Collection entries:
--------------------

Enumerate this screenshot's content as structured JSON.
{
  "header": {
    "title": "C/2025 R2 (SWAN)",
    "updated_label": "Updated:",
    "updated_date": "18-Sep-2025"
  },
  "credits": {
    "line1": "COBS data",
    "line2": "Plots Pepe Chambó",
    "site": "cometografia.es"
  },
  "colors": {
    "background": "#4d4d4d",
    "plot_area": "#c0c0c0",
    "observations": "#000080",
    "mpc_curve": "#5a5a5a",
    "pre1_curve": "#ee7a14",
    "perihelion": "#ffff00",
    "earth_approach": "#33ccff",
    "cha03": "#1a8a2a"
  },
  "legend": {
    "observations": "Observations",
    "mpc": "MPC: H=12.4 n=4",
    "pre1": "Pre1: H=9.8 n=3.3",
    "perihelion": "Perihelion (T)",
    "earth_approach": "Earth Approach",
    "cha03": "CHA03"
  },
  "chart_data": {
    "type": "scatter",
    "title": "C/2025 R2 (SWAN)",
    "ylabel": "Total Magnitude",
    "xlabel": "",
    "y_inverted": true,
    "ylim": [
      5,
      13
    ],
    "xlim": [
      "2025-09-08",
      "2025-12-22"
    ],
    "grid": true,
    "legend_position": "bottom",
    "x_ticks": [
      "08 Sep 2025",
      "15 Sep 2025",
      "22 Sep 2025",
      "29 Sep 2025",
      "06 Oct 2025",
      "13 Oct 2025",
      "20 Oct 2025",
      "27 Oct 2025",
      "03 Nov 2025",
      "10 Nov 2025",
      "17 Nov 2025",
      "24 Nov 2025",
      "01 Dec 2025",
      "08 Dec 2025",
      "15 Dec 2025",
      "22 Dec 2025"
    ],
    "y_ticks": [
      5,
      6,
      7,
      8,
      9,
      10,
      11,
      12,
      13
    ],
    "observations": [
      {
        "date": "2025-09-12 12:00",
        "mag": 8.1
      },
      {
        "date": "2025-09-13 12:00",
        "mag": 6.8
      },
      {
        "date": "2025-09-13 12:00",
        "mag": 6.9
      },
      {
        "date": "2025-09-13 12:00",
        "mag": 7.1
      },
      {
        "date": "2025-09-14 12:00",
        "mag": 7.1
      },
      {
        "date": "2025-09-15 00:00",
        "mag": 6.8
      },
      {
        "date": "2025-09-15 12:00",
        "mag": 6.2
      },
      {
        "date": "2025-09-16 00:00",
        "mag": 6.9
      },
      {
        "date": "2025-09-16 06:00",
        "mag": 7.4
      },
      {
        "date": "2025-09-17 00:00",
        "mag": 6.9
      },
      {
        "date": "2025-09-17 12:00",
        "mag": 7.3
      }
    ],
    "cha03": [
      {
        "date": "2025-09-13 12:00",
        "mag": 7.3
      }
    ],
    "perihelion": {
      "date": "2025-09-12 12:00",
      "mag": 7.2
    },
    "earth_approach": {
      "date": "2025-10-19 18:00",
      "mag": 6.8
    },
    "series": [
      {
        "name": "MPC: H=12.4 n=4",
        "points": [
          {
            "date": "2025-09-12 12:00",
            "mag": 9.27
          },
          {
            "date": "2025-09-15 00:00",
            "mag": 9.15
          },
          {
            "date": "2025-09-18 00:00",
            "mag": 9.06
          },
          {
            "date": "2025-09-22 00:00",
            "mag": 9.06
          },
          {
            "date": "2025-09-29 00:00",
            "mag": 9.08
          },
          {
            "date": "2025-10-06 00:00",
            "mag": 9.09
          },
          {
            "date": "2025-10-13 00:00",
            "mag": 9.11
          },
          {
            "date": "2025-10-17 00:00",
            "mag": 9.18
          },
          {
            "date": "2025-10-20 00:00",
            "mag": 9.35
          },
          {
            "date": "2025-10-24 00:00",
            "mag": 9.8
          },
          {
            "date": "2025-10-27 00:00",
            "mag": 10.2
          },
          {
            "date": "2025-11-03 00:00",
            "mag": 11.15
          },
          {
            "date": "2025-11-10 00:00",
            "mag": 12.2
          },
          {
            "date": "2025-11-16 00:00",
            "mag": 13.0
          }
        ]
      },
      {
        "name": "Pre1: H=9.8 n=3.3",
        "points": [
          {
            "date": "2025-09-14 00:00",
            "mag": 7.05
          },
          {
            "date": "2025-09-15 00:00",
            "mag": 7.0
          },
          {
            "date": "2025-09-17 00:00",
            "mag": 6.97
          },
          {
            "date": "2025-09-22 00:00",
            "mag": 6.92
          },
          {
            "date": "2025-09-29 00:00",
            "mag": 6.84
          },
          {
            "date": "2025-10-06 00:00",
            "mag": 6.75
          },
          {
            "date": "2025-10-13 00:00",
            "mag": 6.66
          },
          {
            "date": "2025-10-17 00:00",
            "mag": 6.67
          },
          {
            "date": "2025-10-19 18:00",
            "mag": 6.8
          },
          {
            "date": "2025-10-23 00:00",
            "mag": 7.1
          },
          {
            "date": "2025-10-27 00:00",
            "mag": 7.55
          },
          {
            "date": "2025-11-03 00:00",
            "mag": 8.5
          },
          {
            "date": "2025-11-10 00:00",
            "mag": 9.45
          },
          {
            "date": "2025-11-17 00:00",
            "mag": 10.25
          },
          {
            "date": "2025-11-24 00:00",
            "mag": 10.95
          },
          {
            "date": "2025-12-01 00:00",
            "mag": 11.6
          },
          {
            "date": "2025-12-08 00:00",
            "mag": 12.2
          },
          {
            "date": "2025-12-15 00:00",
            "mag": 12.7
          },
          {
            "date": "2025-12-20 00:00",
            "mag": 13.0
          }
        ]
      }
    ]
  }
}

--------------------

Quote the material exactly, leaving nothing out.

ANSWER TO THE PROBLEM >>
Enumerate this screenshot's content as structured JSON.
{
  "header": {
    "title": "C/2025 R2 (SWAN)",
    "updated_label": "Updated:",
    "updated_date": "18-Sep-2025"
  },
  "credits": {
    "line1": "COBS data",
    "line2": "Plots Pepe Chambó",
    "site": "cometografia.es"
  },
  "colors": {
    "background": "#4d4d4d",
    "plot_area": "#c0c0c0",
    "observations": "#000080",
    "mpc_curve": "#5a5a5a",
    "pre1_curve": "#ee7a14",
    "perihelion": "#ffff00",
    "earth_approach": "#33ccff",
    "cha03": "#1a8a2a"
  },
  "legend": {
    "observations": "Observations",
    "mpc": "MPC: H=12.4 n=4",
    "pre1": "Pre1: H=9.8 n=3.3",
    "perihelion": "Perihelion (T)",
    "earth_approach": "Earth Approach",
    "cha03": "CHA03"
  },
  "chart_data": {
    "type": "scatter",
    "title": "C/2025 R2 (SWAN)",
    "ylabel": "Total Magnitude",
    "xlabel": "",
    "y_inverted": true,
    "ylim": [
      5,
      13
    ],
    "xlim": [
      "2025-09-08",
      "2025-12-22"
    ],
    "grid": true,
    "legend_position": "bottom",
    "x_ticks": [
      "08 Sep 2025",
      "15 Sep 2025",
      "22 Sep 2025",
      "29 Sep 2025",
      "06 Oct 2025",
      "13 Oct 2025",
      "20 Oct 2025",
      "27 Oct 2025",
      "03 Nov 2025",
      "10 Nov 2025",
      "17 Nov 2025",
      "24 Nov 2025",
      "01 Dec 2025",
      "08 Dec 2025",
      "15 Dec 2025",
      "22 Dec 2025"
    ],
    "y_ticks": [
      5,
      6,
      7,
      8,
      9,
      10,
      11,
      12,
      13
    ],
    "observations": [
      {
        "date": "2025-09-12 12:00",
        "mag": 8.1
      },
      {
        "date": "2025-09-13 12:00",
        "mag": 6.8
      },
      {
        "date": "2025-09-13 12:00",
        "mag": 6.9
      },
      {
        "date": "2025-09-13 12:00",
        "mag": 7.1
      },
      {
        "date": "2025-09-14 12:00",
        "mag": 7.1
      },
      {
        "date": "2025-09-15 00:00",
        "mag": 6.8
      },
      {
        "date": "2025-09-15 12:00",
        "mag": 6.2
      },
      {
        "date": "2025-09-16 00:00",
        "mag": 6.9
      },
      {
        "date": "2025-09-16 06:00",
        "mag": 7.4
      },
      {
        "date": "2025-09-17 00:00",
        "mag": 6.9
      },
      {
        "date": "2025-09-17 12:00",
        "mag": 7.3
      }
    ],
    "cha03": [
      {
        "date": "2025-09-13 12:00",
        "mag": 7.3
      }
    ],
    "perihelion": {
      "date": "2025-09-12 12:00",
      "mag": 7.2
    },
    "earth_approach": {
      "date": "2025-10-19 18:00",
      "mag": 6.8
    },
    "series": [
      {
        "name": "MPC: H=12.4 n=4",
        "points": [
          {
            "date": "2025-09-12 12:00",
            "mag": 9.27
          },
          {
            "date": "2025-09-15 00:00",
            "mag": 9.15
          },
          {
            "date": "2025-09-18 00:00",
            "mag": 9.06
          },
          {
            "date": "2025-09-22 00:00",
            "mag": 9.06
          },
          {
            "date": "2025-09-29 00:00",
            "mag": 9.08
          },
          {
            "date": "2025-10-06 00:00",
            "mag": 9.09
          },
          {
            "date": "2025-10-13 00:00",
            "mag": 9.11
          },
          {
            "date": "2025-10-17 00:00",
            "mag": 9.18
          },
          {
            "date": "2025-10-20 00:00",
            "mag": 9.35
          },
          {
            "date": "2025-10-24 00:00",
            "mag": 9.8
          },
          {
            "date": "2025-10-27 00:00",
            "mag": 10.2
          },
          {
            "date": "2025-11-03 00:00",
            "mag": 11.15
          },
          {
            "date": "2025-11-10 00:00",
            "mag": 12.2
          },
          {
            "date": "2025-11-16 00:00",
            "mag": 13.0
          }
        ]
      },
      {
        "name": "Pre1: H=9.8 n=3.3",
        "points": [
          {
            "date": "2025-09-14 00:00",
            "mag": 7.05
          },
          {
            "date": "2025-09-15 00:00",
            "mag": 7.0
          },
          {
            "date": "2025-09-17 00:00",
            "mag": 6.97
          },
          {
            "date": "2025-09-22 00:00",
            "mag": 6.92
          },
          {
            "date": "2025-09-29 00:00",
            "mag": 6.84
          },
          {
            "date": "2025-10-06 00:00",
            "mag": 6.75
          },
          {
            "date": "2025-10-13 00:00",
            "mag": 6.66
          },
          {
            "date": "2025-10-17 00:00",
            "mag": 6.67
          },
          {
            "date": "2025-10-19 18:00",
            "mag": 6.8
          },
          {
            "date": "2025-10-23 00:00",
            "mag": 7.1
          },
          {
            "date": "2025-10-27 00:00",
            "mag": 7.55
          },
          {
            "date": "2025-11-03 00:00",
            "mag": 8.5
          },
          {
            "date": "2025-11-10 00:00",
            "mag": 9.45
          },
          {
            "date": "2025-11-17 00:00",
            "mag": 10.25
          },
          {
            "date": "2025-11-24 00:00",
            "mag": 10.95
          },
          {
            "date": "2025-12-01 00:00",
            "mag": 11.6
          },
          {
            "date": "2025-12-08 00:00",
            "mag": 12.2
          },
          {
            "date": "2025-12-15 00:00",
            "mag": 12.7
          },
          {
            "date": "2025-12-20 00:00",
            "mag": 13.0
          }
        ]
      }
    ]
  }
}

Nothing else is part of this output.